The task: Omit the images, then print each record below exactly as it reads.

= = = =

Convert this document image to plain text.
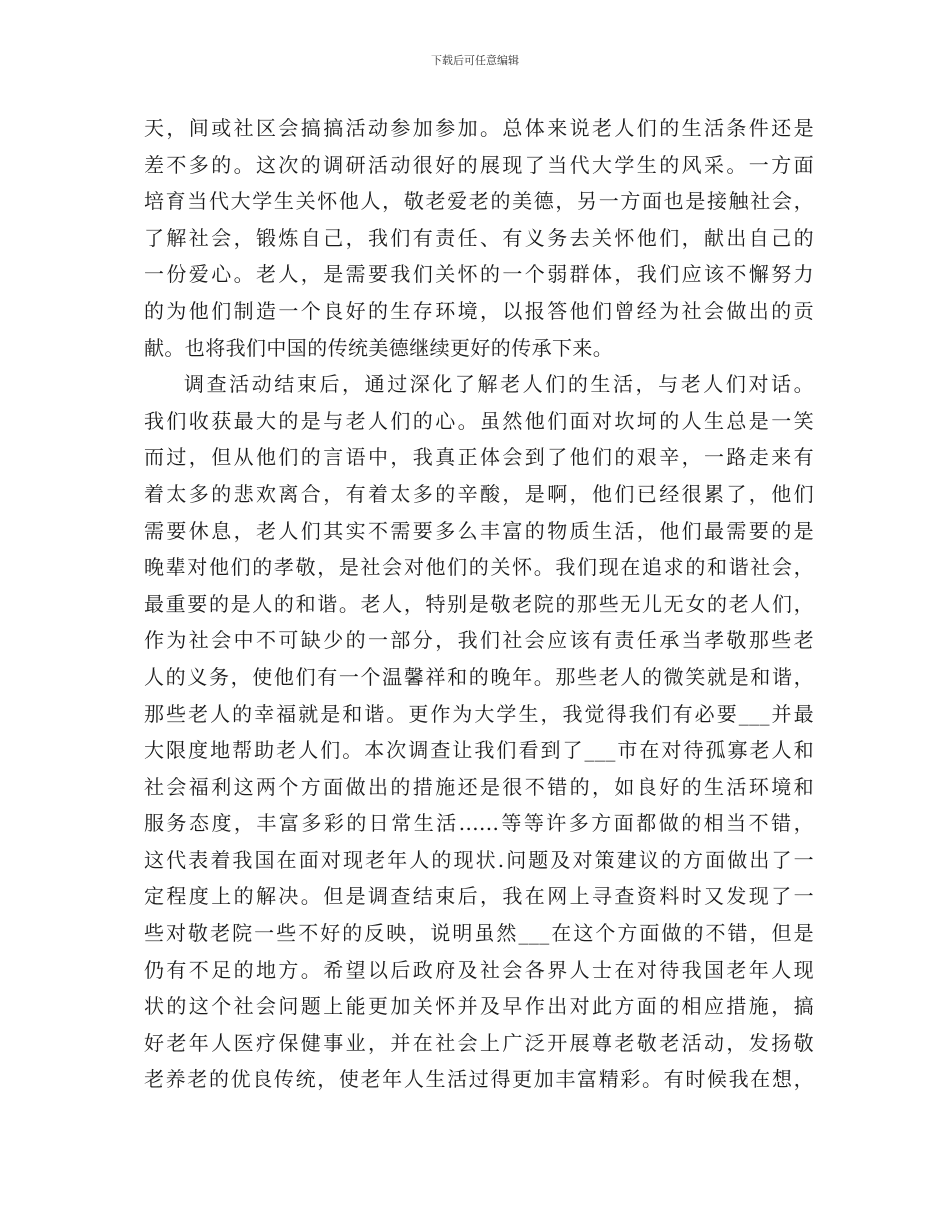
下载后可任意编辑
天，间或社区会搞搞活动参加参加。总体来说老人们的生活条件还是
差不多的。这次的调研活动很好的展现了当代大学生的风采。一方面
培育当代大学生关怀他人，敬老爱老的美德，另一方面也是接触社会，
了解社会，锻炼自己，我们有责任、有义务去关怀他们，献出自己的
一份爱心。老人，是需要我们关怀的一个弱群体，我们应该不懈努力
的为他们制造一个良好的生存环境，以报答他们曾经为社会做出的贡
献。也将我们中国的传统美德继续更好的传承下来。
调查活动结束后，通过深化了解老人们的生活，与老人们对话。
我们收获最大的是与老人们的心。虽然他们面对坎坷的人生总是一笑
而过，但从他们的言语中，我真正体会到了他们的艰辛，一路走来有
着太多的悲欢离合，有着太多的辛酸，是啊，他们已经很累了，他们
需要休息，老人们其实不需要多么丰富的物质生活，他们最需要的是
晚辈对他们的孝敬，是社会对他们的关怀。我们现在追求的和谐社会，
最重要的是人的和谐。老人，特别是敬老院的那些无儿无女的老人们，
作为社会中不可缺少的一部分，我们社会应该有责任承当孝敬那些老
人的义务，使他们有一个温馨祥和的晚年。那些老人的微笑就是和谐，
那些老人的幸福就是和谐。更作为大学生，我觉得我们有必要___并最
大限度地帮助老人们。本次调查让我们看到了___市在对待孤寡老人和
社会福利这两个方面做出的措施还是很不错的，如良好的生活环境和
服务态度，丰富多彩的日常生活......等等许多方面都做的相当不错，
这代表着我国在面对现老年人的现状.问题及对策建议的方面做出了一
定程度上的解决。但是调查结束后，我在网上寻查资料时又发现了一
些对敬老院一些不好的反映，说明虽然___在这个方面做的不错，但是
仍有不足的地方。希望以后政府及社会各界人士在对待我国老年人现
状的这个社会问题上能更加关怀并及早作出对此方面的相应措施，搞
好老年人医疗保健事业，并在社会上广泛开展尊老敬老活动，发扬敬
老养老的优良传统，使老年人生活过得更加丰富精彩。有时候我在想，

= = = =

Written answer:
Convert this document image to plain text.
下载后可任意编辑
天，间或社区会搞搞活动参加参加。总体来说老人们的生活条件还是
差不多的。这次的调研活动很好的展现了当代大学生的风采。一方面
培育当代大学生关怀他人，敬老爱老的美德，另一方面也是接触社会，
了解社会，锻炼自己，我们有责任、有义务去关怀他们，献出自己的
一份爱心。老人，是需要我们关怀的一个弱群体，我们应该不懈努力
的为他们制造一个良好的生存环境，以报答他们曾经为社会做出的贡
献。也将我们中国的传统美德继续更好的传承下来。
调查活动结束后，通过深化了解老人们的生活，与老人们对话。
我们收获最大的是与老人们的心。虽然他们面对坎坷的人生总是一笑
而过，但从他们的言语中，我真正体会到了他们的艰辛，一路走来有
着太多的悲欢离合，有着太多的辛酸，是啊，他们已经很累了，他们
需要休息，老人们其实不需要多么丰富的物质生活，他们最需要的是
晚辈对他们的孝敬，是社会对他们的关怀。我们现在追求的和谐社会，
最重要的是人的和谐。老人，特别是敬老院的那些无儿无女的老人们，
作为社会中不可缺少的一部分，我们社会应该有责任承当孝敬那些老
人的义务，使他们有一个温馨祥和的晚年。那些老人的微笑就是和谐，
那些老人的幸福就是和谐。更作为大学生，我觉得我们有必要___并最
大限度地帮助老人们。本次调查让我们看到了___市在对待孤寡老人和
社会福利这两个方面做出的措施还是很不错的，如良好的生活环境和
服务态度，丰富多彩的日常生活......等等许多方面都做的相当不错，
这代表着我国在面对现老年人的现状.问题及对策建议的方面做出了一
定程度上的解决。但是调查结束后，我在网上寻查资料时又发现了一
些对敬老院一些不好的反映，说明虽然___在这个方面做的不错，但是
仍有不足的地方。希望以后政府及社会各界人士在对待我国老年人现
状的这个社会问题上能更加关怀并及早作出对此方面的相应措施，搞
好老年人医疗保健事业，并在社会上广泛开展尊老敬老活动，发扬敬
老养老的优良传统，使老年人生活过得更加丰富精彩。有时候我在想，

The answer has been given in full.